● Work to do
Return the material exactly as supplied, apart from the pictures, which are omitted.

[Structured figure records]
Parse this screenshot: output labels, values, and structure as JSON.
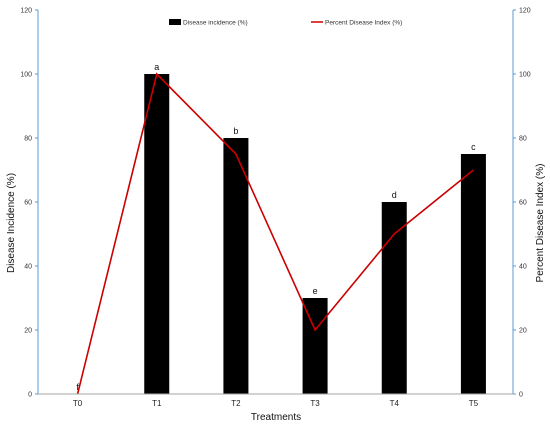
{
  "chart_data": {
    "type": "bar",
    "categories": [
      "T0",
      "T1",
      "T2",
      "T3",
      "T4",
      "T5"
    ],
    "series": [
      {
        "name": "Disease incidence (%)",
        "type": "bar",
        "axis": "left",
        "color": "#000000",
        "values": [
          0,
          100,
          80,
          30,
          60,
          75
        ]
      },
      {
        "name": "Percent Disease Index (%)",
        "type": "line",
        "axis": "right",
        "color": "#cc0000",
        "values": [
          0,
          100,
          75,
          20,
          50,
          70
        ]
      }
    ],
    "significance_labels": [
      "f",
      "a",
      "b",
      "e",
      "d",
      "c"
    ],
    "xlabel": "Treatments",
    "ylabel": "Disease Incidence (%)",
    "y2label": "Percent Disease Index (%)",
    "ylim": [
      0,
      120
    ],
    "y2lim": [
      0,
      120
    ],
    "yticks": [
      0,
      20,
      40,
      60,
      80,
      100,
      120
    ],
    "y2ticks": [
      0,
      20,
      40,
      60,
      80,
      100,
      120
    ],
    "grid": false,
    "legend_position": "top-center",
    "axis_color": "#5b9bd5"
  }
}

● Answer below
Parse this screenshot: output labels, values, and structure as JSON.
{
  "chart_data": {
    "type": "bar",
    "categories": [
      "T0",
      "T1",
      "T2",
      "T3",
      "T4",
      "T5"
    ],
    "series": [
      {
        "name": "Disease incidence (%)",
        "type": "bar",
        "axis": "left",
        "color": "#000000",
        "values": [
          0,
          100,
          80,
          30,
          60,
          75
        ]
      },
      {
        "name": "Percent Disease Index (%)",
        "type": "line",
        "axis": "right",
        "color": "#cc0000",
        "values": [
          0,
          100,
          75,
          20,
          50,
          70
        ]
      }
    ],
    "significance_labels": [
      "f",
      "a",
      "b",
      "e",
      "d",
      "c"
    ],
    "xlabel": "Treatments",
    "ylabel": "Disease Incidence (%)",
    "y2label": "Percent Disease Index (%)",
    "ylim": [
      0,
      120
    ],
    "y2lim": [
      0,
      120
    ],
    "yticks": [
      0,
      20,
      40,
      60,
      80,
      100,
      120
    ],
    "y2ticks": [
      0,
      20,
      40,
      60,
      80,
      100,
      120
    ],
    "grid": false,
    "legend_position": "top-center",
    "axis_color": "#5b9bd5"
  }
}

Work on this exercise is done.